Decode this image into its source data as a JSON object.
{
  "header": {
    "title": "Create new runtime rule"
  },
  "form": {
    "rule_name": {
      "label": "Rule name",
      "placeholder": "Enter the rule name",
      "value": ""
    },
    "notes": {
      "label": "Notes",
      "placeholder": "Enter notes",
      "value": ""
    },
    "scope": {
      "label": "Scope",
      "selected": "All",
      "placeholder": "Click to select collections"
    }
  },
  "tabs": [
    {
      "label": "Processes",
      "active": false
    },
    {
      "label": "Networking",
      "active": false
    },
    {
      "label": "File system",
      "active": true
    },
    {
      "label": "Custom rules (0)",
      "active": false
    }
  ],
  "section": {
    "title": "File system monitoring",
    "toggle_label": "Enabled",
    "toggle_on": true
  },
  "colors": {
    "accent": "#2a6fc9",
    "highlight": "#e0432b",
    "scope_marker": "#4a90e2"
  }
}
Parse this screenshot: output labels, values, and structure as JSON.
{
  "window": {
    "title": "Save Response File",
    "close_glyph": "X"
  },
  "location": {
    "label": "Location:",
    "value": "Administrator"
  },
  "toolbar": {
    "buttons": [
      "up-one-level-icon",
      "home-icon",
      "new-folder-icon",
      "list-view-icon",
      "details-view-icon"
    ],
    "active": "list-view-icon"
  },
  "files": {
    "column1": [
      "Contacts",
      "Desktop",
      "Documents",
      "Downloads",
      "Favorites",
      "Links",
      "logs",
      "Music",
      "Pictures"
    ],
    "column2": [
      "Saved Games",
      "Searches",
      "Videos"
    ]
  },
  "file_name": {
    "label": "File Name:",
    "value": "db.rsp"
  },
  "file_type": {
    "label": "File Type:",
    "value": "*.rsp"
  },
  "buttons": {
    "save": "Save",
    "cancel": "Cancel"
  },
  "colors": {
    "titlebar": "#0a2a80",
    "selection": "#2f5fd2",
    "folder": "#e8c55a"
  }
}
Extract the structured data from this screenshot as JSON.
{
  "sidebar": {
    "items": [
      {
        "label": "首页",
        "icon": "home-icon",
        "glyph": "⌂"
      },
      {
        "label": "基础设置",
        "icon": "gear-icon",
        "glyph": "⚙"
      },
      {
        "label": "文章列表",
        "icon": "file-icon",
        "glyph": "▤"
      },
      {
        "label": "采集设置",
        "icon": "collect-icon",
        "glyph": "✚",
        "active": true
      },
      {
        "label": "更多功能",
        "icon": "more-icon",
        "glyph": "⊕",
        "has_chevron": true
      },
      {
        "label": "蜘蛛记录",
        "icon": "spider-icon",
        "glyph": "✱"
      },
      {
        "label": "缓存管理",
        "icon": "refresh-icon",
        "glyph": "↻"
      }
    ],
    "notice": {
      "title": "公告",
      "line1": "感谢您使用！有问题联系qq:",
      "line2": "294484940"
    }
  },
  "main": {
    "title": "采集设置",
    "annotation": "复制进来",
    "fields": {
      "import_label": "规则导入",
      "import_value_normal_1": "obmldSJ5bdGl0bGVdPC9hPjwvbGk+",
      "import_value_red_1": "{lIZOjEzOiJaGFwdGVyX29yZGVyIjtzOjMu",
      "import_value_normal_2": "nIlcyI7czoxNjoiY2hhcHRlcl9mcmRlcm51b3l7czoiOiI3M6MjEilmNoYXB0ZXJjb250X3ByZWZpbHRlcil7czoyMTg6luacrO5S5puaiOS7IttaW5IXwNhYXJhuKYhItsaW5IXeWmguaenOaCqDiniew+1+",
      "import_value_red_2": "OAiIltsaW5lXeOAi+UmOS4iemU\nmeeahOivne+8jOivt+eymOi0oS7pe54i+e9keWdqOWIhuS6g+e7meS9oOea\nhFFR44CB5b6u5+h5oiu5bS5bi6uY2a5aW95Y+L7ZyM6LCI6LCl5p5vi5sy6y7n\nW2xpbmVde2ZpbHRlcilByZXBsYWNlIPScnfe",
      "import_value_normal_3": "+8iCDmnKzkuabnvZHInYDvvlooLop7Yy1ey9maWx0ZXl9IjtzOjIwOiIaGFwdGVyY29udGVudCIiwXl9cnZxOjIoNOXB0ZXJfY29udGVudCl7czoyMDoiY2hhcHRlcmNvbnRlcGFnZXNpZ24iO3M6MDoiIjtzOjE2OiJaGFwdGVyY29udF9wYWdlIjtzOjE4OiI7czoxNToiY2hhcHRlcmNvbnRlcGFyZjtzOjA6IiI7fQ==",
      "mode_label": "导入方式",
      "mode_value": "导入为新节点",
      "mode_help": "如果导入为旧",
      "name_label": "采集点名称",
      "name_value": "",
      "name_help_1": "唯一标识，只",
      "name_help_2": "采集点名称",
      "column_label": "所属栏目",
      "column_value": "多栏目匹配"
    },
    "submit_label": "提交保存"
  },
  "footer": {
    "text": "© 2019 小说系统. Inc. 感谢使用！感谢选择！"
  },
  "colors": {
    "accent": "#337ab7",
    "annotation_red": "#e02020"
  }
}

--------------------------------

#### AIM
Write out all the lines again, exactly as they are.

#### RESULT FOR THIS EXERCISE
Decode this image into its source data as a JSON object.
{
  "header": {
    "title": "Create new runtime rule"
  },
  "form": {
    "rule_name": {
      "label": "Rule name",
      "placeholder": "Enter the rule name",
      "value": ""
    },
    "notes": {
      "label": "Notes",
      "placeholder": "Enter notes",
      "value": ""
    },
    "scope": {
      "label": "Scope",
      "selected": "All",
      "placeholder": "Click to select collections"
    }
  },
  "tabs": [
    {
      "label": "Processes",
      "active": false
    },
    {
      "label": "Networking",
      "active": false
    },
    {
      "label": "File system",
      "active": true
    },
    {
      "label": "Custom rules (0)",
      "active": false
    }
  ],
  "section": {
    "title": "File system monitoring",
    "toggle_label": "Enabled",
    "toggle_on": true
  },
  "colors": {
    "accent": "#2a6fc9",
    "highlight": "#e0432b",
    "scope_marker": "#4a90e2"
  }
}
Parse this screenshot: output labels, values, and structure as JSON.
{
  "window": {
    "title": "Save Response File",
    "close_glyph": "X"
  },
  "location": {
    "label": "Location:",
    "value": "Administrator"
  },
  "toolbar": {
    "buttons": [
      "up-one-level-icon",
      "home-icon",
      "new-folder-icon",
      "list-view-icon",
      "details-view-icon"
    ],
    "active": "list-view-icon"
  },
  "files": {
    "column1": [
      "Contacts",
      "Desktop",
      "Documents",
      "Downloads",
      "Favorites",
      "Links",
      "logs",
      "Music",
      "Pictures"
    ],
    "column2": [
      "Saved Games",
      "Searches",
      "Videos"
    ]
  },
  "file_name": {
    "label": "File Name:",
    "value": "db.rsp"
  },
  "file_type": {
    "label": "File Type:",
    "value": "*.rsp"
  },
  "buttons": {
    "save": "Save",
    "cancel": "Cancel"
  },
  "colors": {
    "titlebar": "#0a2a80",
    "selection": "#2f5fd2",
    "folder": "#e8c55a"
  }
}
Extract the structured data from this screenshot as JSON.
{
  "sidebar": {
    "items": [
      {
        "label": "首页",
        "icon": "home-icon",
        "glyph": "⌂"
      },
      {
        "label": "基础设置",
        "icon": "gear-icon",
        "glyph": "⚙"
      },
      {
        "label": "文章列表",
        "icon": "file-icon",
        "glyph": "▤"
      },
      {
        "label": "采集设置",
        "icon": "collect-icon",
        "glyph": "✚",
        "active": true
      },
      {
        "label": "更多功能",
        "icon": "more-icon",
        "glyph": "⊕",
        "has_chevron": true
      },
      {
        "label": "蜘蛛记录",
        "icon": "spider-icon",
        "glyph": "✱"
      },
      {
        "label": "缓存管理",
        "icon": "refresh-icon",
        "glyph": "↻"
      }
    ],
    "notice": {
      "title": "公告",
      "line1": "感谢您使用！有问题联系qq:",
      "line2": "294484940"
    }
  },
  "main": {
    "title": "采集设置",
    "annotation": "复制进来",
    "fields": {
      "import_label": "规则导入",
      "import_value_normal_1": "obmldSJ5bdGl0bGVdPC9hPjwvbGk+",
      "import_value_red_1": "{lIZOjEzOiJaGFwdGVyX29yZGVyIjtzOjMu",
      "import_value_normal_2": "nIlcyI7czoxNjoiY2hhcHRlcl9mcmRlcm51b3l7czoiOiI3M6MjEilmNoYXB0ZXJjb250X3ByZWZpbHRlcil7czoyMTg6luacrO5S5puaiOS7IttaW5IXwNhYXJhuKYhItsaW5IXeWmguaenOaCqDiniew+1+",
      "import_value_red_2": "OAiIltsaW5lXeOAi+UmOS4iemU\nmeeahOivne+8jOivt+eymOi0oS7pe54i+e9keWdqOWIhuS6g+e7meS9oOea\nhFFR44CB5b6u5+h5oiu5bS5bi6uY2a5aW95Y+L7ZyM6LCI6LCl5p5vi5sy6y7n\nW2xpbmVde2ZpbHRlcilByZXBsYWNlIPScnfe",
      "import_value_normal_3": "+8iCDmnKzkuabnvZHInYDvvlooLop7Yy1ey9maWx0ZXl9IjtzOjIwOiIaGFwdGVyY29udGVudCIiwXl9cnZxOjIoNOXB0ZXJfY29udGVudCl7czoyMDoiY2hhcHRlcmNvbnRlcGFnZXNpZ24iO3M6MDoiIjtzOjE2OiJaGFwdGVyY29udF9wYWdlIjtzOjE4OiI7czoxNToiY2hhcHRlcmNvbnRlcGFyZjtzOjA6IiI7fQ==",
      "mode_label": "导入方式",
      "mode_value": "导入为新节点",
      "mode_help": "如果导入为旧",
      "name_label": "采集点名称",
      "name_value": "",
      "name_help_1": "唯一标识，只",
      "name_help_2": "采集点名称",
      "column_label": "所属栏目",
      "column_value": "多栏目匹配"
    },
    "submit_label": "提交保存"
  },
  "footer": {
    "text": "© 2019 小说系统. Inc. 感谢使用！感谢选择！"
  },
  "colors": {
    "accent": "#337ab7",
    "annotation_red": "#e02020"
  }
}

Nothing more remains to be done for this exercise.